» PROBLEM DETAILS
Search the data below for the string "Bitcoin". Extract every line that contains it.
------
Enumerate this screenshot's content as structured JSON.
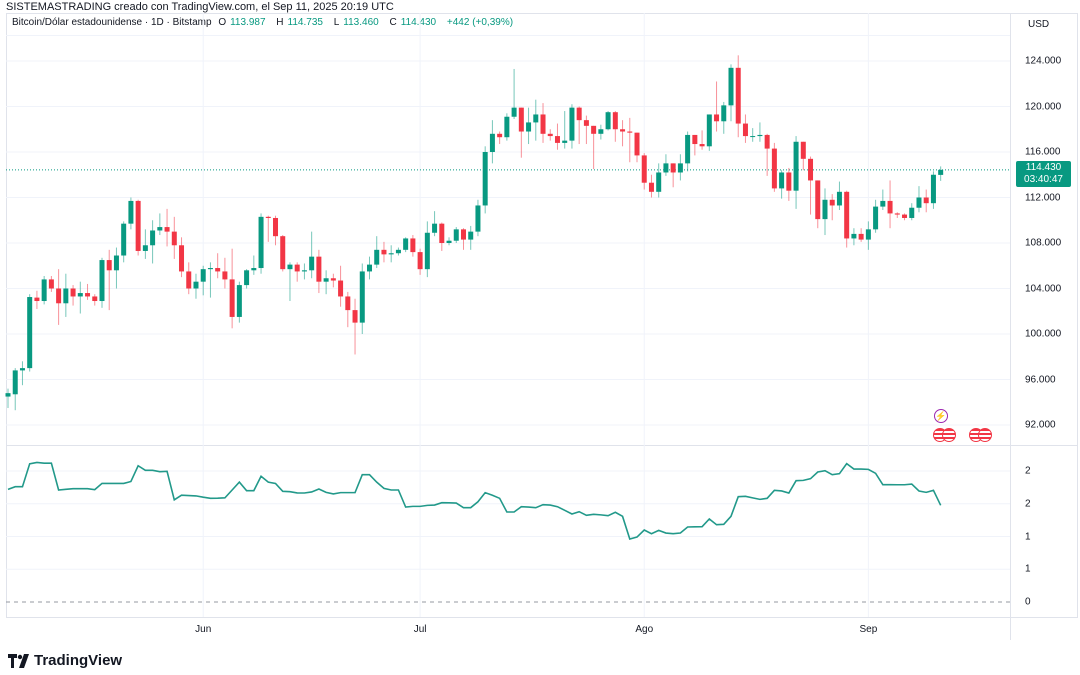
{
  "caption": "SISTEMASTRADING creado con TradingView.com, el Sep 11, 2025 20:19 UTC",
  "legend": {
    "symbol": "Bitcoin/Dólar estadounidense · 1D · Bitstamp",
    "o_label": "O",
    "o": "113.987",
    "h_label": "H",
    "h": "114.735",
    "l_label": "L",
    "l": "113.460",
    "c_label": "C",
    "c": "114.430",
    "change": "+442 (+0,39%)"
  },
  "currency": "USD",
  "price_tag": {
    "price": "114.430",
    "countdown": "03:40:47"
  },
  "logo_text": "TradingView",
  "events": [
    {
      "icon": "lightning-icon"
    },
    {
      "icon": "us-flag-icon"
    },
    {
      "icon": "us-flag-icon"
    },
    {
      "icon": "us-flag-icon"
    }
  ],
  "colors": {
    "up": "#089981",
    "down": "#F23645",
    "indicator": "#22998a",
    "grid": "#f0f3fa"
  },
  "chart_data": [
    {
      "type": "candlestick",
      "title": "Bitcoin/Dólar estadounidense · 1D · Bitstamp",
      "units": "USD (thousands)",
      "ylim": [
        90,
        126
      ],
      "y_ticks": [
        {
          "value": 124,
          "label": "124.000"
        },
        {
          "value": 120,
          "label": "120.000"
        },
        {
          "value": 116,
          "label": "116.000"
        },
        {
          "value": 112,
          "label": "112.000"
        },
        {
          "value": 108,
          "label": "108.000"
        },
        {
          "value": 104,
          "label": "104.000"
        },
        {
          "value": 100,
          "label": "100.000"
        },
        {
          "value": 96,
          "label": "96.000"
        },
        {
          "value": 92,
          "label": "92.000"
        }
      ],
      "x_ticks": [
        {
          "label": "Jun",
          "index": 27
        },
        {
          "label": "Jul",
          "index": 57
        },
        {
          "label": "Ago",
          "index": 88
        },
        {
          "label": "Sep",
          "index": 119
        }
      ],
      "grid": true,
      "last_price": 114.43,
      "ohlc": [
        [
          94.5,
          95.2,
          93.5,
          94.8
        ],
        [
          94.7,
          97.0,
          93.3,
          96.8
        ],
        [
          96.8,
          97.6,
          95.5,
          97.0
        ],
        [
          97.0,
          103.5,
          96.7,
          103.25
        ],
        [
          103.2,
          103.8,
          102.2,
          102.9
        ],
        [
          102.9,
          105.1,
          102.6,
          104.8
        ],
        [
          104.8,
          105.1,
          103.7,
          104.0
        ],
        [
          104.0,
          105.7,
          100.8,
          102.7
        ],
        [
          102.7,
          105.3,
          101.5,
          104.0
        ],
        [
          104.0,
          104.3,
          102.5,
          103.3
        ],
        [
          103.3,
          104.6,
          101.8,
          103.6
        ],
        [
          103.6,
          104.4,
          103.0,
          103.3
        ],
        [
          103.3,
          103.5,
          102.5,
          102.9
        ],
        [
          102.9,
          106.7,
          102.3,
          106.5
        ],
        [
          106.5,
          107.4,
          102.1,
          105.6
        ],
        [
          105.6,
          107.6,
          104.0,
          106.9
        ],
        [
          106.9,
          109.9,
          106.3,
          109.7
        ],
        [
          109.7,
          112.0,
          109.2,
          111.7
        ],
        [
          111.7,
          111.8,
          106.9,
          107.3
        ],
        [
          107.3,
          109.2,
          106.6,
          107.8
        ],
        [
          107.8,
          110.0,
          106.2,
          109.1
        ],
        [
          109.1,
          110.6,
          108.7,
          109.4
        ],
        [
          109.4,
          111.0,
          107.7,
          109.0
        ],
        [
          109.0,
          110.3,
          106.6,
          107.8
        ],
        [
          107.8,
          108.5,
          105.0,
          105.5
        ],
        [
          105.5,
          106.3,
          103.5,
          104.0
        ],
        [
          104.0,
          105.3,
          103.1,
          104.6
        ],
        [
          104.6,
          106.0,
          103.4,
          105.7
        ],
        [
          105.7,
          106.3,
          103.2,
          105.8
        ],
        [
          105.8,
          107.1,
          104.9,
          105.5
        ],
        [
          105.5,
          106.7,
          104.0,
          104.8
        ],
        [
          104.8,
          107.5,
          100.5,
          101.5
        ],
        [
          101.5,
          104.6,
          101.0,
          104.3
        ],
        [
          104.3,
          105.7,
          104.0,
          105.6
        ],
        [
          105.6,
          106.9,
          105.2,
          105.8
        ],
        [
          105.8,
          110.6,
          105.3,
          110.3
        ],
        [
          110.3,
          110.4,
          108.1,
          110.2
        ],
        [
          110.2,
          110.4,
          107.8,
          108.6
        ],
        [
          108.6,
          108.7,
          105.5,
          105.7
        ],
        [
          105.7,
          106.3,
          102.9,
          106.1
        ],
        [
          106.1,
          106.3,
          104.6,
          105.5
        ],
        [
          105.5,
          106.2,
          104.8,
          105.6
        ],
        [
          105.6,
          109.0,
          104.9,
          106.8
        ],
        [
          106.8,
          107.4,
          103.6,
          104.6
        ],
        [
          104.6,
          105.6,
          103.5,
          104.9
        ],
        [
          104.9,
          105.3,
          104.1,
          104.7
        ],
        [
          104.7,
          106.0,
          102.4,
          103.3
        ],
        [
          103.3,
          103.7,
          100.6,
          102.1
        ],
        [
          102.1,
          103.1,
          98.2,
          101.0
        ],
        [
          101.0,
          106.2,
          100.0,
          105.5
        ],
        [
          105.5,
          106.8,
          104.8,
          106.1
        ],
        [
          106.1,
          108.6,
          105.8,
          107.4
        ],
        [
          107.4,
          108.1,
          106.3,
          107.0
        ],
        [
          107.0,
          107.8,
          106.3,
          107.1
        ],
        [
          107.1,
          107.6,
          106.9,
          107.4
        ],
        [
          107.4,
          108.5,
          107.2,
          108.4
        ],
        [
          108.4,
          108.7,
          106.8,
          107.2
        ],
        [
          107.2,
          107.5,
          105.2,
          105.7
        ],
        [
          105.7,
          109.9,
          105.0,
          108.9
        ],
        [
          108.9,
          110.8,
          108.6,
          109.7
        ],
        [
          109.7,
          109.8,
          107.3,
          108.0
        ],
        [
          108.0,
          108.5,
          107.8,
          108.2
        ],
        [
          108.2,
          109.4,
          108.0,
          109.2
        ],
        [
          109.2,
          109.3,
          107.4,
          108.3
        ],
        [
          108.3,
          109.5,
          107.4,
          109.0
        ],
        [
          109.0,
          111.8,
          108.6,
          111.3
        ],
        [
          111.3,
          116.5,
          110.6,
          116.0
        ],
        [
          116.0,
          118.8,
          115.0,
          117.6
        ],
        [
          117.6,
          117.8,
          116.7,
          117.3
        ],
        [
          117.3,
          119.4,
          117.0,
          119.1
        ],
        [
          119.1,
          123.3,
          118.9,
          119.9
        ],
        [
          119.9,
          119.9,
          115.5,
          117.8
        ],
        [
          117.8,
          119.9,
          116.7,
          118.6
        ],
        [
          118.6,
          120.6,
          117.0,
          119.3
        ],
        [
          119.3,
          120.3,
          116.8,
          117.6
        ],
        [
          117.6,
          118.0,
          117.0,
          117.4
        ],
        [
          117.4,
          118.5,
          116.2,
          116.8
        ],
        [
          116.8,
          119.6,
          116.3,
          117.0
        ],
        [
          117.0,
          120.2,
          116.3,
          119.9
        ],
        [
          119.9,
          120.0,
          116.7,
          118.8
        ],
        [
          118.8,
          119.2,
          116.7,
          118.3
        ],
        [
          118.3,
          118.3,
          114.5,
          117.6
        ],
        [
          117.6,
          118.4,
          117.1,
          118.0
        ],
        [
          118.0,
          119.6,
          117.9,
          119.5
        ],
        [
          119.5,
          119.6,
          116.9,
          118.0
        ],
        [
          118.0,
          118.8,
          116.5,
          117.8
        ],
        [
          117.8,
          119.0,
          115.1,
          117.7
        ],
        [
          117.7,
          117.7,
          115.1,
          115.7
        ],
        [
          115.7,
          115.9,
          112.7,
          113.3
        ],
        [
          113.3,
          114.0,
          112.0,
          112.5
        ],
        [
          112.5,
          115.0,
          112.0,
          114.2
        ],
        [
          114.2,
          115.8,
          113.9,
          115.0
        ],
        [
          115.0,
          115.0,
          112.9,
          114.2
        ],
        [
          114.2,
          115.8,
          113.5,
          115.0
        ],
        [
          115.0,
          117.8,
          114.3,
          117.5
        ],
        [
          117.5,
          117.5,
          115.7,
          116.7
        ],
        [
          116.7,
          117.9,
          116.2,
          116.5
        ],
        [
          116.5,
          119.3,
          116.1,
          119.3
        ],
        [
          119.3,
          122.2,
          117.8,
          118.7
        ],
        [
          118.7,
          120.4,
          117.6,
          120.1
        ],
        [
          120.1,
          123.7,
          118.7,
          123.4
        ],
        [
          123.4,
          124.5,
          117.3,
          118.5
        ],
        [
          118.5,
          119.3,
          116.8,
          117.4
        ],
        [
          117.4,
          118.1,
          116.9,
          117.4
        ],
        [
          117.4,
          118.6,
          116.9,
          117.5
        ],
        [
          117.5,
          117.6,
          113.9,
          116.3
        ],
        [
          116.3,
          116.8,
          112.5,
          112.8
        ],
        [
          112.8,
          114.4,
          111.9,
          114.2
        ],
        [
          114.2,
          114.6,
          111.7,
          112.6
        ],
        [
          112.6,
          117.4,
          111.0,
          116.9
        ],
        [
          116.9,
          116.9,
          114.4,
          115.4
        ],
        [
          115.4,
          115.6,
          110.5,
          113.5
        ],
        [
          113.5,
          113.5,
          109.3,
          110.1
        ],
        [
          110.1,
          112.8,
          108.7,
          111.8
        ],
        [
          111.8,
          112.3,
          110.0,
          111.3
        ],
        [
          111.3,
          113.4,
          110.9,
          112.5
        ],
        [
          112.5,
          112.6,
          107.6,
          108.4
        ],
        [
          108.4,
          109.3,
          107.8,
          108.8
        ],
        [
          108.8,
          109.3,
          108.1,
          108.3
        ],
        [
          108.3,
          109.9,
          107.4,
          109.2
        ],
        [
          109.2,
          111.8,
          108.9,
          111.2
        ],
        [
          111.2,
          112.7,
          110.9,
          111.7
        ],
        [
          111.7,
          113.5,
          109.3,
          110.6
        ],
        [
          110.6,
          110.7,
          110.2,
          110.5
        ],
        [
          110.5,
          110.6,
          110.0,
          110.2
        ],
        [
          110.2,
          111.5,
          110.0,
          111.1
        ],
        [
          111.1,
          113.0,
          110.7,
          112.0
        ],
        [
          112.0,
          112.7,
          110.7,
          111.5
        ],
        [
          111.5,
          114.3,
          111.0,
          114.0
        ],
        [
          113.987,
          114.735,
          113.46,
          114.43
        ]
      ]
    },
    {
      "type": "line",
      "title": "indicator",
      "ylim": [
        0,
        2.3
      ],
      "y_ticks": [
        {
          "value": 2.0,
          "label": "2"
        },
        {
          "value": 1.5,
          "label": "2"
        },
        {
          "value": 1.0,
          "label": "1"
        },
        {
          "value": 0.5,
          "label": "1"
        },
        {
          "value": 0,
          "label": "0"
        }
      ],
      "values": [
        1.72,
        1.76,
        1.76,
        2.11,
        2.13,
        2.12,
        2.12,
        1.71,
        1.72,
        1.73,
        1.73,
        1.73,
        1.715,
        1.81,
        1.81,
        1.81,
        1.81,
        1.84,
        2.08,
        2.01,
        2.01,
        1.99,
        1.995,
        1.56,
        1.63,
        1.625,
        1.62,
        1.6,
        1.583,
        1.585,
        1.59,
        1.71,
        1.83,
        1.7,
        1.7,
        1.92,
        1.83,
        1.81,
        1.69,
        1.684,
        1.665,
        1.664,
        1.68,
        1.725,
        1.674,
        1.65,
        1.67,
        1.67,
        1.67,
        1.944,
        1.944,
        1.83,
        1.735,
        1.71,
        1.71,
        1.45,
        1.46,
        1.46,
        1.475,
        1.48,
        1.516,
        1.515,
        1.51,
        1.44,
        1.44,
        1.53,
        1.669,
        1.63,
        1.583,
        1.374,
        1.374,
        1.455,
        1.45,
        1.44,
        1.486,
        1.48,
        1.455,
        1.4,
        1.344,
        1.379,
        1.323,
        1.338,
        1.33,
        1.318,
        1.369,
        1.308,
        0.962,
        0.992,
        1.099,
        1.043,
        1.094,
        1.053,
        1.043,
        1.053,
        1.145,
        1.148,
        1.15,
        1.267,
        1.18,
        1.186,
        1.308,
        1.608,
        1.613,
        1.59,
        1.567,
        1.583,
        1.705,
        1.695,
        1.664,
        1.852,
        1.857,
        1.883,
        1.985,
        2.005,
        1.944,
        1.959,
        2.112,
        2.03,
        2.03,
        2.025,
        1.965,
        1.791,
        1.791,
        1.79,
        1.79,
        1.8,
        1.695,
        1.674,
        1.705,
        1.476
      ]
    }
  ]
}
------
» TASK SOLUTION
    "symbol": "Bitcoin/Dólar estadounidense · 1D · Bitstamp",
      "title": "Bitcoin/Dólar estadounidense · 1D · Bitstamp",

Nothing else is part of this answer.